• [Extracted data entries]
>>>>
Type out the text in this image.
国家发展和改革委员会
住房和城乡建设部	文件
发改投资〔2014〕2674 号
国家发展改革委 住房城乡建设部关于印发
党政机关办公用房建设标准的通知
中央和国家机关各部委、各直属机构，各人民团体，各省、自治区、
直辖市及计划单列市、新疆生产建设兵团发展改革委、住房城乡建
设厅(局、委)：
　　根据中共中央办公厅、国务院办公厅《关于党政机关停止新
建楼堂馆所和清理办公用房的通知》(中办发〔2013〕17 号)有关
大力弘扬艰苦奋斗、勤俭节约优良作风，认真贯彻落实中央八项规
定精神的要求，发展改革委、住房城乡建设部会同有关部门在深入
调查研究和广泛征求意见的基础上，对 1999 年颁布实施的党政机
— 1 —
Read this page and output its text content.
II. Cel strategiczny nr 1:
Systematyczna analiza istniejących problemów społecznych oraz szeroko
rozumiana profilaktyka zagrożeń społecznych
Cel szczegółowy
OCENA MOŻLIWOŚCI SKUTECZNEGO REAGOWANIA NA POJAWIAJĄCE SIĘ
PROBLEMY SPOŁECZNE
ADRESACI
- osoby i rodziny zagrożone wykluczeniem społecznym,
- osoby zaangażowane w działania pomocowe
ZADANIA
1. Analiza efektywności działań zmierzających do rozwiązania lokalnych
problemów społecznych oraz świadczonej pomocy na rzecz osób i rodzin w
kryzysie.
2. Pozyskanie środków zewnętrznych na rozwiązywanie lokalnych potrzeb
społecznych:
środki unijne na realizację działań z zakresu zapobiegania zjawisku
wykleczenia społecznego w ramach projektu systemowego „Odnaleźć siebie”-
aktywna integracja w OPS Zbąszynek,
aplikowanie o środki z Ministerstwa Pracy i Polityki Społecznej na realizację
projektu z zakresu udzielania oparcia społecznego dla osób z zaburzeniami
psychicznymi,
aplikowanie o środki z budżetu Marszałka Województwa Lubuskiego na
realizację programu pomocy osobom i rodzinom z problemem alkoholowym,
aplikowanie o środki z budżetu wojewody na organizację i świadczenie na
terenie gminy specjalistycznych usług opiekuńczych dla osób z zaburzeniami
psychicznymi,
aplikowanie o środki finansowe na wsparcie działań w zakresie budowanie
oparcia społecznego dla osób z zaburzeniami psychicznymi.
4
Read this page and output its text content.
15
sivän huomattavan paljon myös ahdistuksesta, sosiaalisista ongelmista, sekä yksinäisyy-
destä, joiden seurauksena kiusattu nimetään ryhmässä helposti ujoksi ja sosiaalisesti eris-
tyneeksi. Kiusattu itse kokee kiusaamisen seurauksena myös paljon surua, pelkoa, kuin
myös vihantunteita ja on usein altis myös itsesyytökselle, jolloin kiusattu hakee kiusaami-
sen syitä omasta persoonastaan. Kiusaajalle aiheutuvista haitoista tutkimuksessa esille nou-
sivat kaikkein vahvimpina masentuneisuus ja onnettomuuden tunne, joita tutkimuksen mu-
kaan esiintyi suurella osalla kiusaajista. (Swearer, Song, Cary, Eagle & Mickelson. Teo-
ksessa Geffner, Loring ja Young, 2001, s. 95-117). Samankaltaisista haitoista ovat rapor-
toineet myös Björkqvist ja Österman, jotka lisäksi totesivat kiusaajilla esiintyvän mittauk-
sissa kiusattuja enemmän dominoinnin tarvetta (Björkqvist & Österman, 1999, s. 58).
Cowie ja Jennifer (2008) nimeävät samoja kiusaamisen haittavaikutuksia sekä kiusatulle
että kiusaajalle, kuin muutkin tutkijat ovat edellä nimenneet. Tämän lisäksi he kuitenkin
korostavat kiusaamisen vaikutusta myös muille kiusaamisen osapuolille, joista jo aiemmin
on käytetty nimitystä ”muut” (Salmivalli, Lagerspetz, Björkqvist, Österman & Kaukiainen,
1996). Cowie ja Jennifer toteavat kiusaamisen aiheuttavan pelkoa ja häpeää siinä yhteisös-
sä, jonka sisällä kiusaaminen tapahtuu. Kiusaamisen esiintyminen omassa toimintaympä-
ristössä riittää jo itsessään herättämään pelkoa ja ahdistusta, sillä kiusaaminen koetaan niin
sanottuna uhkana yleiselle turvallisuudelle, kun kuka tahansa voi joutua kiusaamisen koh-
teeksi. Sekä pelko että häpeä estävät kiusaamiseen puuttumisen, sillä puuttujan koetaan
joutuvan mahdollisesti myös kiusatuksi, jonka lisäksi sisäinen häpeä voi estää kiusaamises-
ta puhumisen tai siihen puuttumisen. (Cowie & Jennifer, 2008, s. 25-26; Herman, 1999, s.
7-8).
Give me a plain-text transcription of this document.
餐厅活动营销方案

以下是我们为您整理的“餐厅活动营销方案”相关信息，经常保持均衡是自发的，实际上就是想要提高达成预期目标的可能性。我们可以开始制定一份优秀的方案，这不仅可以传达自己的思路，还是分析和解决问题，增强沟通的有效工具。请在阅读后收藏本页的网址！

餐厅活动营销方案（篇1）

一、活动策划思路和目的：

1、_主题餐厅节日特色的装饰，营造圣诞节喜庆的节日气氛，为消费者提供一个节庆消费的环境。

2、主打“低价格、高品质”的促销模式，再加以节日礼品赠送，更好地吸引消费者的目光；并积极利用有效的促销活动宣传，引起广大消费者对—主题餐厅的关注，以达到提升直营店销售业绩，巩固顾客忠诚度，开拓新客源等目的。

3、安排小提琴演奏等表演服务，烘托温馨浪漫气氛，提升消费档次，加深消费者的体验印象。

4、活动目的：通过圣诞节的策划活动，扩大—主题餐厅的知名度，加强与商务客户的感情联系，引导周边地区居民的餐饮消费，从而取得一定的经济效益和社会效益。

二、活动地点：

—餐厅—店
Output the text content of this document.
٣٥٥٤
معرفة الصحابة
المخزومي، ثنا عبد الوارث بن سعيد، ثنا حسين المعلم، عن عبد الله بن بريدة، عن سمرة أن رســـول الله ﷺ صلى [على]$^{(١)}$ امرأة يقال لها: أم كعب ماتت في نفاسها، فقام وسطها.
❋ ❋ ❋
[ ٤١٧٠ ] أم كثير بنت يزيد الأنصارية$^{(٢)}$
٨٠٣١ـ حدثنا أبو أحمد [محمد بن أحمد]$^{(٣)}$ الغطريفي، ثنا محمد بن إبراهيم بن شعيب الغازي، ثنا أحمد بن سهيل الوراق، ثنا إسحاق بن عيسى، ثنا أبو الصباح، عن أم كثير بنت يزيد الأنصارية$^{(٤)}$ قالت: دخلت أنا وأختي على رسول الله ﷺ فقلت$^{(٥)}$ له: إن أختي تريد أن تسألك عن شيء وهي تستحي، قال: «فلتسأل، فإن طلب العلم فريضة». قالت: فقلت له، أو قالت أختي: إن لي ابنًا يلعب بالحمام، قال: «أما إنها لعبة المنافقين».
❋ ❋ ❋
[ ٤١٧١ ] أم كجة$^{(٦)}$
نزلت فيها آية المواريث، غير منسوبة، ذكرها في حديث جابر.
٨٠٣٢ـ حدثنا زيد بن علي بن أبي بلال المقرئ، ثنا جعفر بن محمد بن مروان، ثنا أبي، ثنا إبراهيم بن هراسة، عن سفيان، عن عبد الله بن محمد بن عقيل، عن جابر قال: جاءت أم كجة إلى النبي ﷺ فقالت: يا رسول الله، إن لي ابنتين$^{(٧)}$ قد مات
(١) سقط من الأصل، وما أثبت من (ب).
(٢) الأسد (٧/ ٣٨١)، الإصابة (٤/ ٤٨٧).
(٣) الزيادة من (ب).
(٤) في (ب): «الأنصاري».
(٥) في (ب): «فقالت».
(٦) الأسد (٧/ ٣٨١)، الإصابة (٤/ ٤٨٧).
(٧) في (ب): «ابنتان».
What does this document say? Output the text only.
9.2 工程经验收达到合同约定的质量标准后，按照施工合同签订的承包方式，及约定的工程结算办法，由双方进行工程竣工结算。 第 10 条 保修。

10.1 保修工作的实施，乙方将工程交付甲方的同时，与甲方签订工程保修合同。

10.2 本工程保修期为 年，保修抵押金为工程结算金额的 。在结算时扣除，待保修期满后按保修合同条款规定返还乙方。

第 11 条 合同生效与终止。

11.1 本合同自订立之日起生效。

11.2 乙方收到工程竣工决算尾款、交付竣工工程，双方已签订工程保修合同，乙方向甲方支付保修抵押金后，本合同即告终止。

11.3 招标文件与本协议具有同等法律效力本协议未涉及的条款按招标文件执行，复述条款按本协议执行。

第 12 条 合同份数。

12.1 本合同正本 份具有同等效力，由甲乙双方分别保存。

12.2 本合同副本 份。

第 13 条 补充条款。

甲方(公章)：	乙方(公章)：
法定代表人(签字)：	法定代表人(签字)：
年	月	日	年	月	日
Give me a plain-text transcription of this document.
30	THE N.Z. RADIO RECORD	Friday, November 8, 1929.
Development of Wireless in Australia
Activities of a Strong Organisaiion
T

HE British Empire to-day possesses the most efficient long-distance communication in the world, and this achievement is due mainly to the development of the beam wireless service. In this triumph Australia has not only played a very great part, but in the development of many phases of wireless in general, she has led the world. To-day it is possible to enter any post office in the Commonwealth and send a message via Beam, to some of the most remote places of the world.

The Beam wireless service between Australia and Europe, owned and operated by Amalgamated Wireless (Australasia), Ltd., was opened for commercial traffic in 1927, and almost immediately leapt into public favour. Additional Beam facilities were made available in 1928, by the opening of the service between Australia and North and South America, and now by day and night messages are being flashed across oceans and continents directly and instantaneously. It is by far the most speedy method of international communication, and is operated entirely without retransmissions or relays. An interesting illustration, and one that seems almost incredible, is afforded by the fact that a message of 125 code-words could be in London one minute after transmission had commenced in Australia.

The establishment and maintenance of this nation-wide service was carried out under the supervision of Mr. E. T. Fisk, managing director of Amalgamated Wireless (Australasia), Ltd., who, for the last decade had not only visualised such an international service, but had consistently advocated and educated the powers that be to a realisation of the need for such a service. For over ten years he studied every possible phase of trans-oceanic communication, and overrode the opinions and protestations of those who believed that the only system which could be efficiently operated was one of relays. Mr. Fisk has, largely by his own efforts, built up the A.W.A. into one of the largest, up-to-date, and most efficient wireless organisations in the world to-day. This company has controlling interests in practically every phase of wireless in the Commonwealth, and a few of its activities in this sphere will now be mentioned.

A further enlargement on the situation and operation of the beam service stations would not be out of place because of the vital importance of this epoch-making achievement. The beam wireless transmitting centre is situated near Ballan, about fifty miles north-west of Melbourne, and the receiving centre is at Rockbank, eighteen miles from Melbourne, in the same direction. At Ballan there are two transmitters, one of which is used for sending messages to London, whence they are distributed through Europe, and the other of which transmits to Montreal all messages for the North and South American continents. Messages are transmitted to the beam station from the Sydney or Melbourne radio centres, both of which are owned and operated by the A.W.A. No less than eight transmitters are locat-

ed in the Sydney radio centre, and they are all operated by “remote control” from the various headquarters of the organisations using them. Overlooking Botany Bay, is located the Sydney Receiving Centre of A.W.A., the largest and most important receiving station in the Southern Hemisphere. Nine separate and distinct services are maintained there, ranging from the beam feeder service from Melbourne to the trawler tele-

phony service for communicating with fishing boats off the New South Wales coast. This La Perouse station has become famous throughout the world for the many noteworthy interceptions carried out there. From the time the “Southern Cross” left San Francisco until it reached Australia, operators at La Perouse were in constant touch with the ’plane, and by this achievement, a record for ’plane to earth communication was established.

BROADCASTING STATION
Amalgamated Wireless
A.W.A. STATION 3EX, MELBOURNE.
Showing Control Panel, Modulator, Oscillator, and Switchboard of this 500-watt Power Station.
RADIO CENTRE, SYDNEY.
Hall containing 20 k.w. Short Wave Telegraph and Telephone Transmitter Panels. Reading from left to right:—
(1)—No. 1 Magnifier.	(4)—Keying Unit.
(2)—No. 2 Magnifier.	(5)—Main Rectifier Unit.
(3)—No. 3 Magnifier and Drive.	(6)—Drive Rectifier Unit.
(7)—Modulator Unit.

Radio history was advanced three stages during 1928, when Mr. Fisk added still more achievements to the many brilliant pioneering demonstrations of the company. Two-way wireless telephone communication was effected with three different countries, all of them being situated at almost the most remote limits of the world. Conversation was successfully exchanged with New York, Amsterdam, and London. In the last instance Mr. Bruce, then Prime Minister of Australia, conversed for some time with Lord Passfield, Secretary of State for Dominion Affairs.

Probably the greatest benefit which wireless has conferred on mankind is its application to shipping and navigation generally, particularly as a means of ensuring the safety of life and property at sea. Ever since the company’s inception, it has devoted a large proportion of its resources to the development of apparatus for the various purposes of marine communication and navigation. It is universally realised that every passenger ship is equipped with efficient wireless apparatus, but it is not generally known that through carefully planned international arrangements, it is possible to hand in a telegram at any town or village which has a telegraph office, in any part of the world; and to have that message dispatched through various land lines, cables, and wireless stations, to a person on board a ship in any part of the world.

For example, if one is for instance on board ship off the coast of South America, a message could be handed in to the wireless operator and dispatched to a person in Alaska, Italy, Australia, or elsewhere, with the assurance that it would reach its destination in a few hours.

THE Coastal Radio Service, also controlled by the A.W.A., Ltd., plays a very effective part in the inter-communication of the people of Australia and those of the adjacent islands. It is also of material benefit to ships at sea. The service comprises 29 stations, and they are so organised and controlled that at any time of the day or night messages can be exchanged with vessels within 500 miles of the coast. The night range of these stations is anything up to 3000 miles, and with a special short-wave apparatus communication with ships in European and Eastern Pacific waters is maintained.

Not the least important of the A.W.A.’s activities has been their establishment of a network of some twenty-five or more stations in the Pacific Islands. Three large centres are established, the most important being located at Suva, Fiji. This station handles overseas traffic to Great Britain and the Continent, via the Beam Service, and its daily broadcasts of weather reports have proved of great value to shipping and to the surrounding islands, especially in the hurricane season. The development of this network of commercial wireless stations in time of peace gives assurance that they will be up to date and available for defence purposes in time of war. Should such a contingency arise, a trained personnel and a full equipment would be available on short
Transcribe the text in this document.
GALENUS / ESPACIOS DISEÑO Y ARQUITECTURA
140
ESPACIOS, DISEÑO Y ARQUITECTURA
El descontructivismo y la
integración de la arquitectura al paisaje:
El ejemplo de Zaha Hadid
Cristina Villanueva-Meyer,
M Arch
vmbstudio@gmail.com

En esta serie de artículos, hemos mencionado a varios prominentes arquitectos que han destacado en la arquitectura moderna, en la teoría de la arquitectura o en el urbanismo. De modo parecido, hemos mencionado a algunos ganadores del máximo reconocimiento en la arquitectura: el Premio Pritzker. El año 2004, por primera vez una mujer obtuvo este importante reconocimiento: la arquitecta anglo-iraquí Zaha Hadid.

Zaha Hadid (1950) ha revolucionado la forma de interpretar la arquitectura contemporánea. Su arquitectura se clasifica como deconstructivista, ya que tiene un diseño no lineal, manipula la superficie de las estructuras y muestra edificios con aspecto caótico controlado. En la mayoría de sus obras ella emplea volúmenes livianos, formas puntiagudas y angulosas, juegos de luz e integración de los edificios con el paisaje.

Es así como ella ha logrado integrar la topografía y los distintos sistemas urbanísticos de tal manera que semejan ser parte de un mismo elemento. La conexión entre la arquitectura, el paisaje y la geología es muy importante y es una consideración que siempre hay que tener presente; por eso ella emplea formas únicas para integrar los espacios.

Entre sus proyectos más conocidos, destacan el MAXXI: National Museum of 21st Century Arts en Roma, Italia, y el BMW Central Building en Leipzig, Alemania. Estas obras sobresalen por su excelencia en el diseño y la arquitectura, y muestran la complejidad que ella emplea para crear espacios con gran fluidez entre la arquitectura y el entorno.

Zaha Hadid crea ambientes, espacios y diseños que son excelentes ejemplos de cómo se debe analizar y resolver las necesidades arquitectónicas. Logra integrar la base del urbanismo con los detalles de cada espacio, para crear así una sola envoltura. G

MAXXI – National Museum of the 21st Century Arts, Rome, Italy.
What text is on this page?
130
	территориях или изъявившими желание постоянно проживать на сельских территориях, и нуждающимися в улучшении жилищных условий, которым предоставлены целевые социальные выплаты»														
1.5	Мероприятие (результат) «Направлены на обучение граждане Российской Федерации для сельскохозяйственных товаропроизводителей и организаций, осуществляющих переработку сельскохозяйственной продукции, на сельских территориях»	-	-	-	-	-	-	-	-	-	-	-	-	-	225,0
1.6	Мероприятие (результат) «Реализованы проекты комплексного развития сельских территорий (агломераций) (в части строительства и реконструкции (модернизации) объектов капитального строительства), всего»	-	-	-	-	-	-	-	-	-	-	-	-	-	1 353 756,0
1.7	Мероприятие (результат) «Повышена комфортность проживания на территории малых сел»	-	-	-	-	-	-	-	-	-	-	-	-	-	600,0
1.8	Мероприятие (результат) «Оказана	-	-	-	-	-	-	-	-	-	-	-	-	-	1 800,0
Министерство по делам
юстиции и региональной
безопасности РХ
<<<<
Copy in full each line that holds the word "działań".

• [Result of this task]
1. Analiza efektywności działań zmierzających do rozwiązania lokalnych
środki unijne na realizację działań z zakresu zapobiegania zjawisku
aplikowanie o środki finansowe na wsparcie działań w zakresie budowanie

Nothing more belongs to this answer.